◆ Task requirements: Omit the pictures from the entries below and retype everything else exactly.

(Rows from a dataset)
|---|
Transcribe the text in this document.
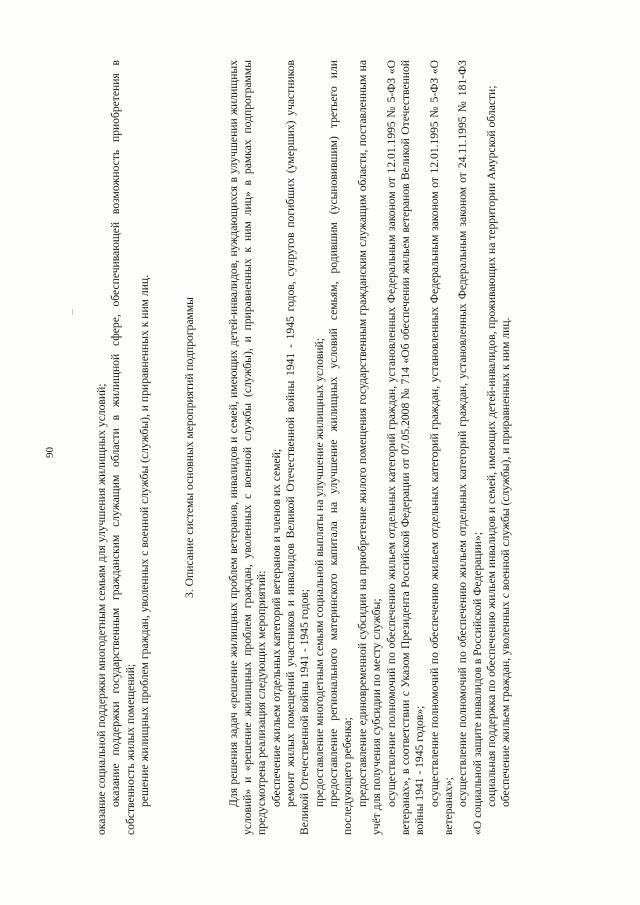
90	оказание социальной поддержки многодетным семьям для улучшения жилищных условий; оказание поддержки государственным гражданским служащим области в жилищной сфере, обеспечивающей возможность приобретения в собственность жилых помещений; решение жилищных проблем граждан, уволенных с военной службы (службы), и приравненных к ним лиц.	3. Описание системы основных мероприятий подпрограммы	Для решения задач «решение жилищных проблем ветеранов, инвалидов и семей, имеющих детей-инвалидов, нуждающихся в улучшении жилищных условий» и «решение жилищных проблем граждан, уволенных с военной службы (службы), и приравненных к ним лиц» в рамках подпрограммы предусмотрена реализация следующих мероприятий: обеспечение жильем отдельных категорий ветеранов и членов их семей; ремонт жилых помещений участников и инвалидов Великой Отечественной войны 1941 - 1945 годов, супругов погибших (умерших) участников Великой Отечественной войны 1941 - 1945 годов; предоставление многодетным семьям социальной выплаты на улучшение жилищных условий; предоставление регионального материнского капитала на улучшение жилищных условий семьям, родившим (усыновившим) третьего или последующего ребенка; предоставление единовременной субсидии на приобретение жилого помещения государственным гражданским служащим области, поставленным на учёт для получения субсидии по месту службы; осуществление полномочий по обеспечению жильем отдельных категорий граждан, установленных Федеральным законом от 12.01.1995 № 5-ФЗ «О ветеранах», в соответствии с Указом Президента Российской Федерации от 07.05.2008 № 714 «Об обеспечении жильем ветеранов Великой Отечественной войны 1941 - 1945 годов»; осуществление полномочий по обеспечению жильем отдельных категорий граждан, установленных Федеральным законом от 12.01.1995 № 5-ФЗ «О ветеранах»; осуществление полномочий по обеспечению жильем отдельных категорий граждан, установленных Федеральным законом от 24.11.1995 № 181-ФЗ «О социальной защите инвалидов в Российской Федерации»; социальная поддержка по обеспечению жильем инвалидов и семей, имеющих детей-инвалидов, проживающих на территории Амурской области; обеспечение жильем граждан, уволенных с военной службы (службы), и приравненных к ним лиц.
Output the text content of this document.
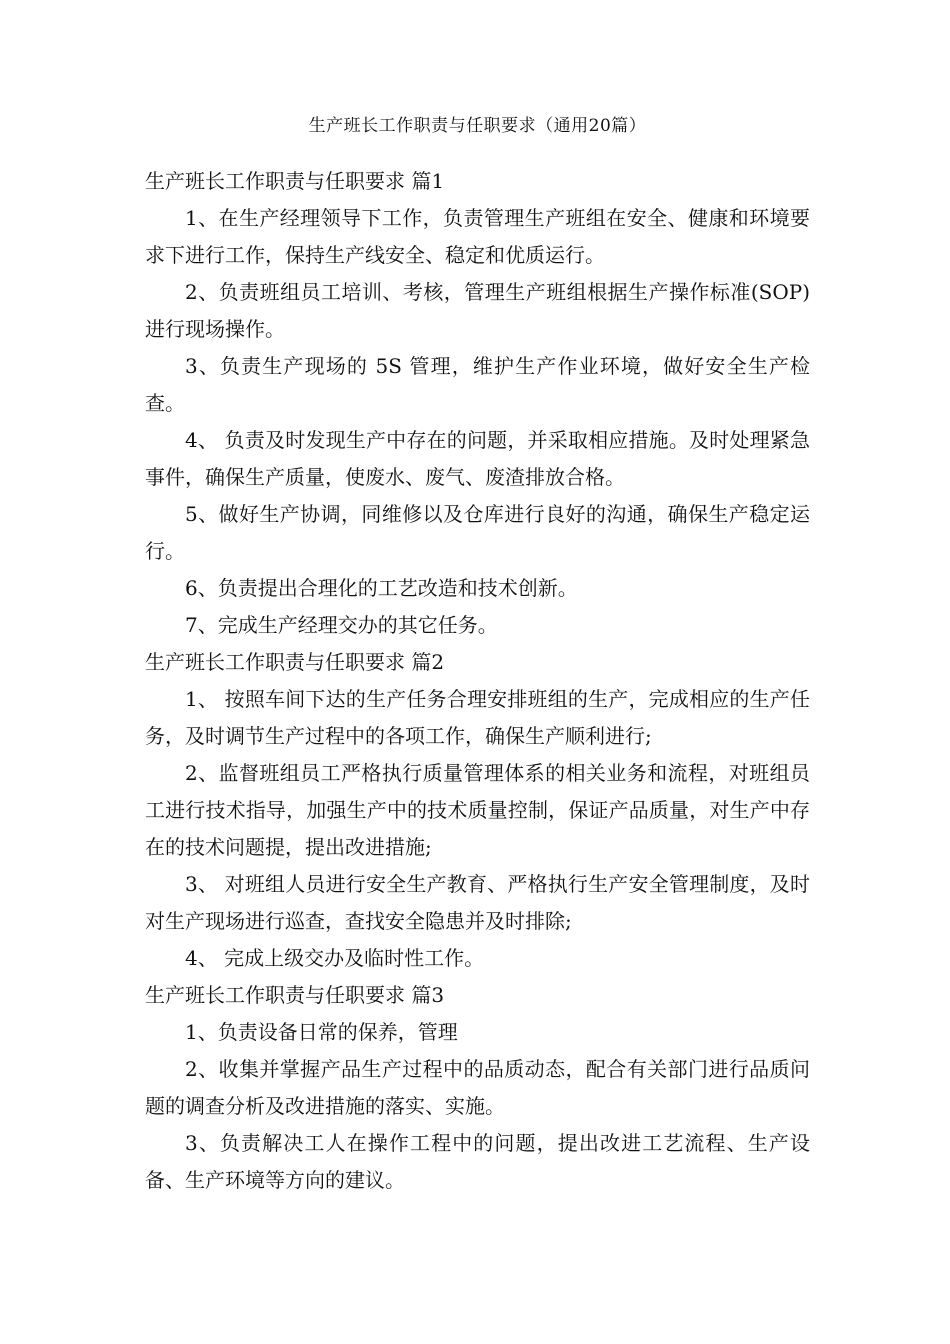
生产班长工作职责与任职要求（通用20篇）
生产班长工作职责与任职要求 篇1

1、在生产经理领导下工作，负责管理生产班组在安全、健康和环境要求下进行工作，保持生产线安全、稳定和优质运行。

2、负责班组员工培训、考核，管理生产班组根据生产操作标准(SOP)进行现场操作。

3、负责生产现场的 5S 管理，维护生产作业环境，做好安全生产检查。

4、 负责及时发现生产中存在的问题，并采取相应措施。及时处理紧急事件，确保生产质量，使废水、废气、废渣排放合格。

5、做好生产协调，同维修以及仓库进行良好的沟通，确保生产稳定运行。

6、负责提出合理化的工艺改造和技术创新。

7、完成生产经理交办的其它任务。

生产班长工作职责与任职要求 篇2

1、 按照车间下达的生产任务合理安排班组的生产，完成相应的生产任务，及时调节生产过程中的各项工作，确保生产顺利进行;

2、监督班组员工严格执行质量管理体系的相关业务和流程，对班组员工进行技术指导，加强生产中的技术质量控制，保证产品质量，对生产中存在的技术问题提，提出改进措施;

3、 对班组人员进行安全生产教育、严格执行生产安全管理制度，及时对生产现场进行巡查，查找安全隐患并及时排除;

4、 完成上级交办及临时性工作。

生产班长工作职责与任职要求 篇3

1、负责设备日常的保养，管理

2、收集并掌握产品生产过程中的品质动态，配合有关部门进行品质问题的调查分析及改进措施的落实、实施。

3、负责解决工人在操作工程中的问题，提出改进工艺流程、生产设备、生产环境等方向的建议。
|---|
◆ The result:
Transcribe the text in this document.
90	оказание социальной поддержки многодетным семьям для улучшения жилищных условий; оказание поддержки государственным гражданским служащим области в жилищной сфере, обеспечивающей возможность приобретения в собственность жилых помещений; решение жилищных проблем граждан, уволенных с военной службы (службы), и приравненных к ним лиц.	3. Описание системы основных мероприятий подпрограммы	Для решения задач «решение жилищных проблем ветеранов, инвалидов и семей, имеющих детей-инвалидов, нуждающихся в улучшении жилищных условий» и «решение жилищных проблем граждан, уволенных с военной службы (службы), и приравненных к ним лиц» в рамках подпрограммы предусмотрена реализация следующих мероприятий: обеспечение жильем отдельных категорий ветеранов и членов их семей; ремонт жилых помещений участников и инвалидов Великой Отечественной войны 1941 - 1945 годов, супругов погибших (умерших) участников Великой Отечественной войны 1941 - 1945 годов; предоставление многодетным семьям социальной выплаты на улучшение жилищных условий; предоставление регионального материнского капитала на улучшение жилищных условий семьям, родившим (усыновившим) третьего или последующего ребенка; предоставление единовременной субсидии на приобретение жилого помещения государственным гражданским служащим области, поставленным на учёт для получения субсидии по месту службы; осуществление полномочий по обеспечению жильем отдельных категорий граждан, установленных Федеральным законом от 12.01.1995 № 5-ФЗ «О ветеранах», в соответствии с Указом Президента Российской Федерации от 07.05.2008 № 714 «Об обеспечении жильем ветеранов Великой Отечественной войны 1941 - 1945 годов»; осуществление полномочий по обеспечению жильем отдельных категорий граждан, установленных Федеральным законом от 12.01.1995 № 5-ФЗ «О ветеранах»; осуществление полномочий по обеспечению жильем отдельных категорий граждан, установленных Федеральным законом от 24.11.1995 № 181-ФЗ «О социальной защите инвалидов в Российской Федерации»; социальная поддержка по обеспечению жильем инвалидов и семей, имеющих детей-инвалидов, проживающих на территории Амурской области; обеспечение жильем граждан, уволенных с военной службы (службы), и приравненных к ним лиц.
Output the text content of this document.
生产班长工作职责与任职要求（通用20篇）
生产班长工作职责与任职要求 篇1

1、在生产经理领导下工作，负责管理生产班组在安全、健康和环境要求下进行工作，保持生产线安全、稳定和优质运行。

2、负责班组员工培训、考核，管理生产班组根据生产操作标准(SOP)进行现场操作。

3、负责生产现场的 5S 管理，维护生产作业环境，做好安全生产检查。

4、 负责及时发现生产中存在的问题，并采取相应措施。及时处理紧急事件，确保生产质量，使废水、废气、废渣排放合格。

5、做好生产协调，同维修以及仓库进行良好的沟通，确保生产稳定运行。

6、负责提出合理化的工艺改造和技术创新。

7、完成生产经理交办的其它任务。

生产班长工作职责与任职要求 篇2

1、 按照车间下达的生产任务合理安排班组的生产，完成相应的生产任务，及时调节生产过程中的各项工作，确保生产顺利进行;

2、监督班组员工严格执行质量管理体系的相关业务和流程，对班组员工进行技术指导，加强生产中的技术质量控制，保证产品质量，对生产中存在的技术问题提，提出改进措施;

3、 对班组人员进行安全生产教育、严格执行生产安全管理制度，及时对生产现场进行巡查，查找安全隐患并及时排除;

4、 完成上级交办及临时性工作。

生产班长工作职责与任职要求 篇3

1、负责设备日常的保养，管理

2、收集并掌握产品生产过程中的品质动态，配合有关部门进行品质问题的调查分析及改进措施的落实、实施。

3、负责解决工人在操作工程中的问题，提出改进工艺流程、生产设备、生产环境等方向的建议。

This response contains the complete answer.